## Short task
Find each line that has the string "Правительства" and give the total, with nothing else.

## Data shown
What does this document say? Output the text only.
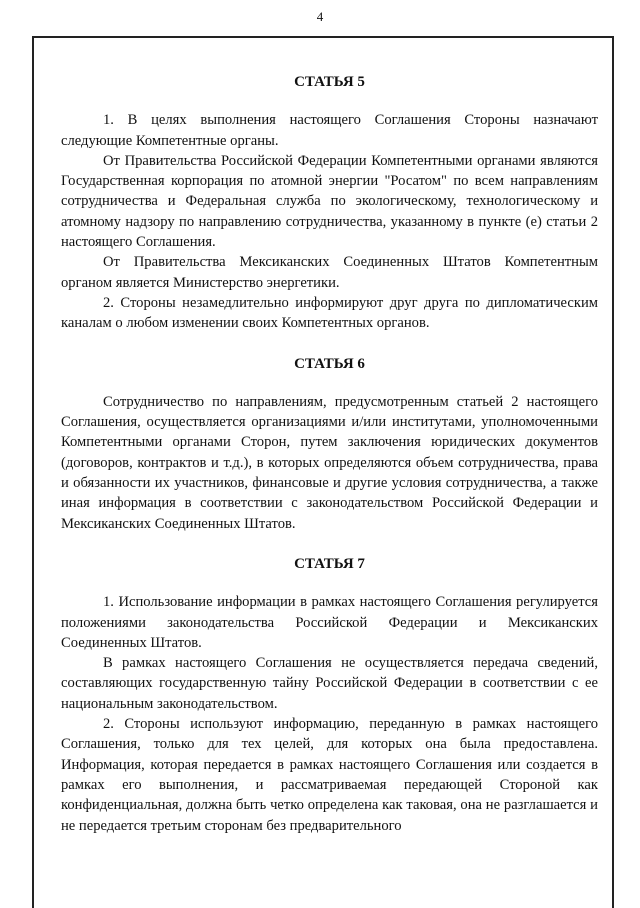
4
СТАТЬЯ 5

1. В целях выполнения настоящего Соглашения Стороны назначают следующие Компетентные органы.

От Правительства Российской Федерации Компетентными органами являются Государственная корпорация по атомной энергии "Росатом" по всем направлениям сотрудничества и Федеральная служба по экологическому, технологическому и атомному надзору по направлению сотрудничества, указанному в пункте (е) статьи 2 настоящего Соглашения.

От Правительства Мексиканских Соединенных Штатов Компетентным органом является Министерство энергетики.

2. Стороны незамедлительно информируют друг друга по дипломатическим каналам о любом изменении своих Компетентных органов.

СТАТЬЯ 6

Сотрудничество по направлениям, предусмотренным статьей 2 настоящего Соглашения, осуществляется организациями и/или институтами, уполномоченными Компетентными органами Сторон, путем заключения юридических документов (договоров, контрактов и т.д.), в которых определяются объем сотрудничества, права и обязанности их участников, финансовые и другие условия сотрудничества, а также иная информация в соответствии с законодательством Российской Федерации и Мексиканских Соединенных Штатов.

СТАТЬЯ 7

1. Использование информации в рамках настоящего Соглашения регулируется положениями законодательства Российской Федерации и Мексиканских Соединенных Штатов.

В рамках настоящего Соглашения не осуществляется передача сведений, составляющих государственную тайну Российской Федерации в соответствии с ее национальным законодательством.

2. Стороны используют информацию, переданную в рамках настоящего Соглашения, только для тех целей, для которых она была предоставлена. Информация, которая передается в рамках настоящего Соглашения или создается в рамках его выполнения, и рассматриваемая передающей Стороной как конфиденциальная, должна быть четко определена как таковая, она не разглашается и не передается третьим сторонам без предварительного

## Response to this task
2